— WHAT TO PRODUCE —
Gather from the listing below each line that includes the word "Ordered", and copy it.
#####
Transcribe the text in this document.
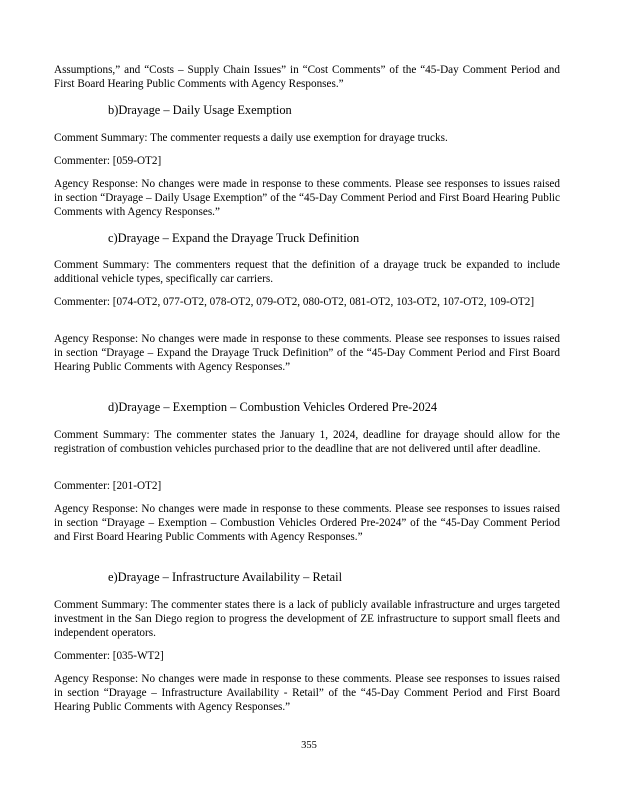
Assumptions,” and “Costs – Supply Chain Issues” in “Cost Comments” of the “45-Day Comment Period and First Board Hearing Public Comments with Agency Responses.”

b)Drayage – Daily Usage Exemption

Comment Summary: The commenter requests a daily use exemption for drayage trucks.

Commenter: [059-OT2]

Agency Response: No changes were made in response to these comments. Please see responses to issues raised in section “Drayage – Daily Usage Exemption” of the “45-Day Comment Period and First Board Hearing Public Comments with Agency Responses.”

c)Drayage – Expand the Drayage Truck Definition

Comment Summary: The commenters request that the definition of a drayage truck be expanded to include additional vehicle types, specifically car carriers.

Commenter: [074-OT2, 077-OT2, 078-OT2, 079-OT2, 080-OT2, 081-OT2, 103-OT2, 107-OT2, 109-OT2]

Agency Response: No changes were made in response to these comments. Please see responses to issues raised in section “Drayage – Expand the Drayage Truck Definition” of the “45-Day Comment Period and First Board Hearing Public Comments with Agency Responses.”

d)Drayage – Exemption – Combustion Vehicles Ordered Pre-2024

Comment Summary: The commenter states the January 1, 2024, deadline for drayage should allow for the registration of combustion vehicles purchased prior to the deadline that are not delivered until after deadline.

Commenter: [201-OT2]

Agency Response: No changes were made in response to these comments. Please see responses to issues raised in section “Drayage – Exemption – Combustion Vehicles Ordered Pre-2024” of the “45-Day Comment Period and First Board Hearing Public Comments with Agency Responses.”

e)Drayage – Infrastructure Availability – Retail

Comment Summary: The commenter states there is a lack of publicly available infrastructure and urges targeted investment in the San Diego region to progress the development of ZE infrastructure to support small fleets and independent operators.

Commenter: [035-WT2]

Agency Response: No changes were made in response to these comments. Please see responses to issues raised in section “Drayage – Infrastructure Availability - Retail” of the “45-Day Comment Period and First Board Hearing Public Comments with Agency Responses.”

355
#####
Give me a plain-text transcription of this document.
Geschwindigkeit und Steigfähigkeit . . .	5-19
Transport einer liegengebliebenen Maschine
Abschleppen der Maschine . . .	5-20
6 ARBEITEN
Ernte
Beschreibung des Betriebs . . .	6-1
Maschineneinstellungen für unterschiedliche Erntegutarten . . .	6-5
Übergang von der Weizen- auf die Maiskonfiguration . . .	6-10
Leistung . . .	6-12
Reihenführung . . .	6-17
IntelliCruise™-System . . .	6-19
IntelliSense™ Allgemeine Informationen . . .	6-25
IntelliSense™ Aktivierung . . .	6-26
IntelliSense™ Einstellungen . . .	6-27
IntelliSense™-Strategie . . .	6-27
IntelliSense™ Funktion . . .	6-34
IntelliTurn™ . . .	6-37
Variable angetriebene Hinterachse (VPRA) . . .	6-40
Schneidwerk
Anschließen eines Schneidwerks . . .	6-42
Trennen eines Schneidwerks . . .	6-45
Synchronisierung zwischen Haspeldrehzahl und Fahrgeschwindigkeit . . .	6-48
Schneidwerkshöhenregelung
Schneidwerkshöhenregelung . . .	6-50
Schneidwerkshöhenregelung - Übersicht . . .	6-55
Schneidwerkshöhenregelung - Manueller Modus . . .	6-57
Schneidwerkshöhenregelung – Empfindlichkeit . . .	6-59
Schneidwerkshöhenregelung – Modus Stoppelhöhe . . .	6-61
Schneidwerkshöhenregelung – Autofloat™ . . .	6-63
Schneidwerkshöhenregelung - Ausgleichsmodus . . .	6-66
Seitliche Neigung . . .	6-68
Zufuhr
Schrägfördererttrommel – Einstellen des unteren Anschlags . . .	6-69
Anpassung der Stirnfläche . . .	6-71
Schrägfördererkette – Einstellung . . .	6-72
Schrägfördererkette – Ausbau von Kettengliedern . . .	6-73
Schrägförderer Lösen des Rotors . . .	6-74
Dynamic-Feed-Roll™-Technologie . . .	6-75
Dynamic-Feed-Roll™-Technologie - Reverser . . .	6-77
#####
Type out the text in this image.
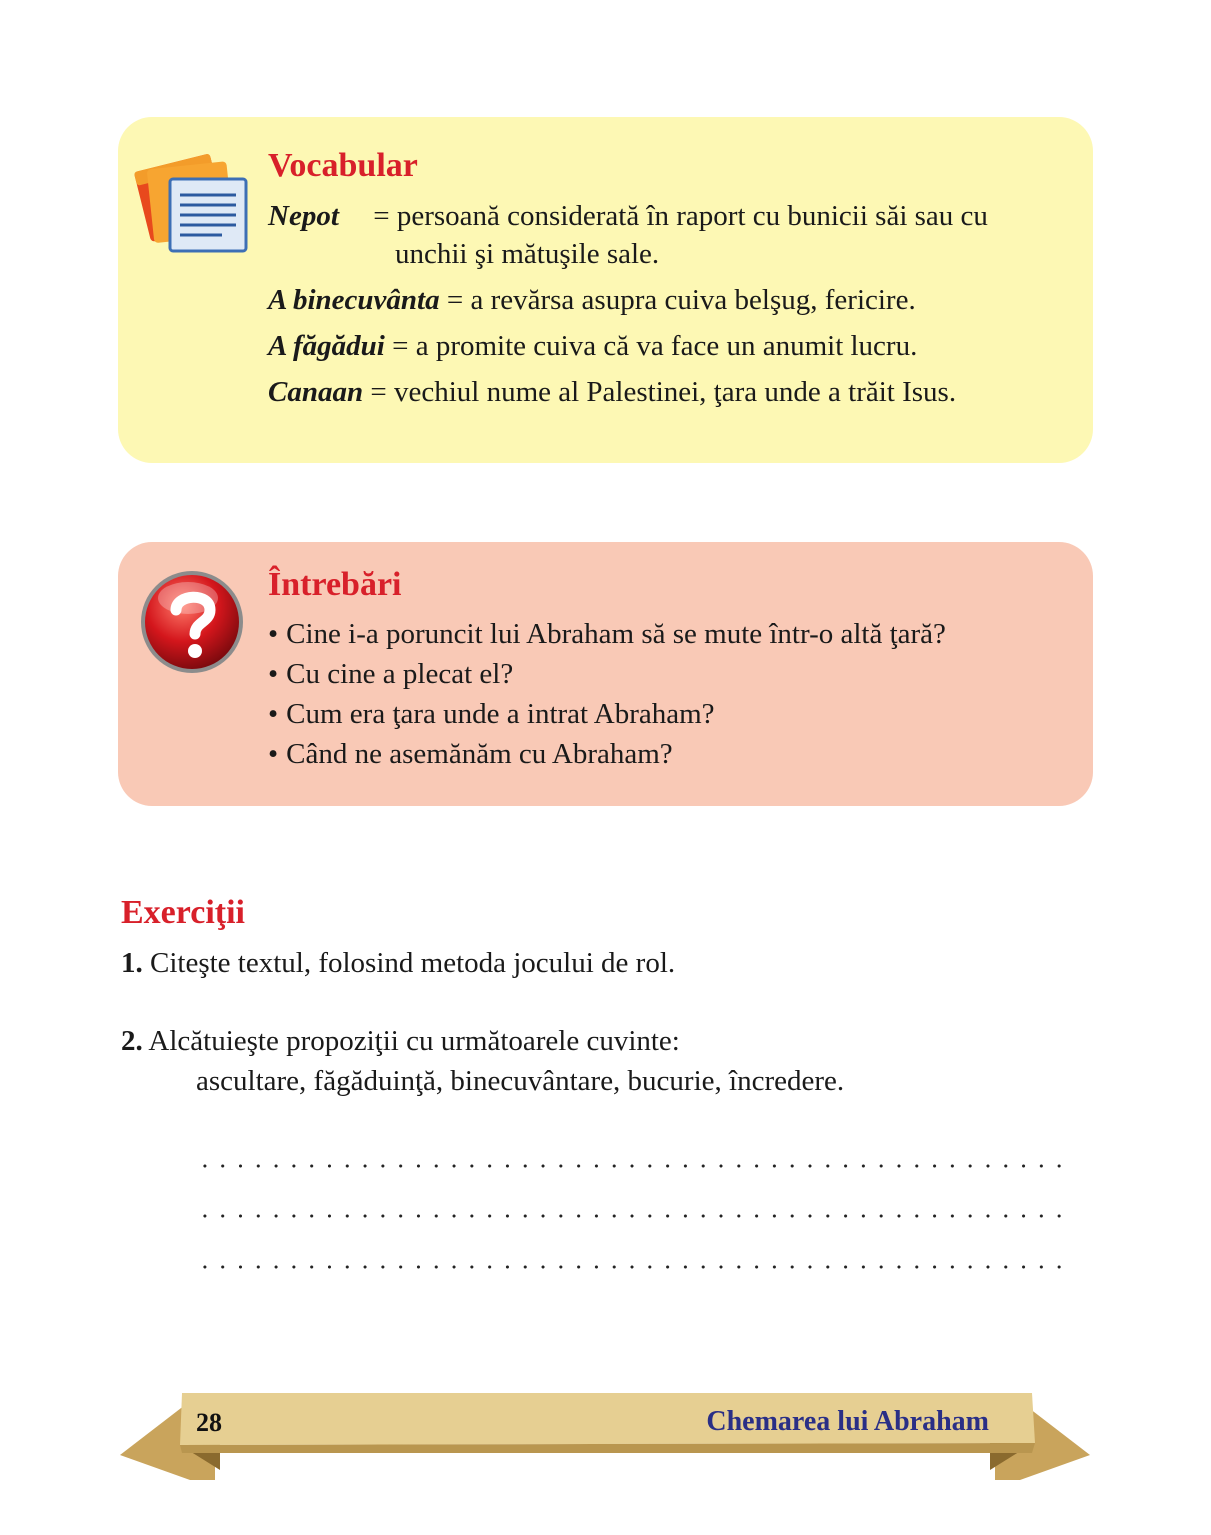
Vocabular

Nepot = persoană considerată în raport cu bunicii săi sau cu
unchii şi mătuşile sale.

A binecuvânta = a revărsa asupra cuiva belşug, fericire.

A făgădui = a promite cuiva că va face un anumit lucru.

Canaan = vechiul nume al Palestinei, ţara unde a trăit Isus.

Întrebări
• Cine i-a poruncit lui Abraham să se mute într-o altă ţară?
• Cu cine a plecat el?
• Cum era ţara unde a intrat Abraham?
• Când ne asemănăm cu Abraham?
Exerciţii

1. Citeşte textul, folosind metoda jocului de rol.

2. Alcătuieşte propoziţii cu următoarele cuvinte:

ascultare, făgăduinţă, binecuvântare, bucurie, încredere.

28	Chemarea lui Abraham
#####
— WRITTEN SOLUTION —
d)Drayage – Exemption – Combustion Vehicles Ordered Pre-2024
Agency Response: No changes were made in response to these comments. Please see responses to issues raised in section “Drayage – Exemption – Combustion Vehicles Ordered Pre-2024” of the “45-Day Comment Period and First Board Hearing Public Comments with Agency Responses.”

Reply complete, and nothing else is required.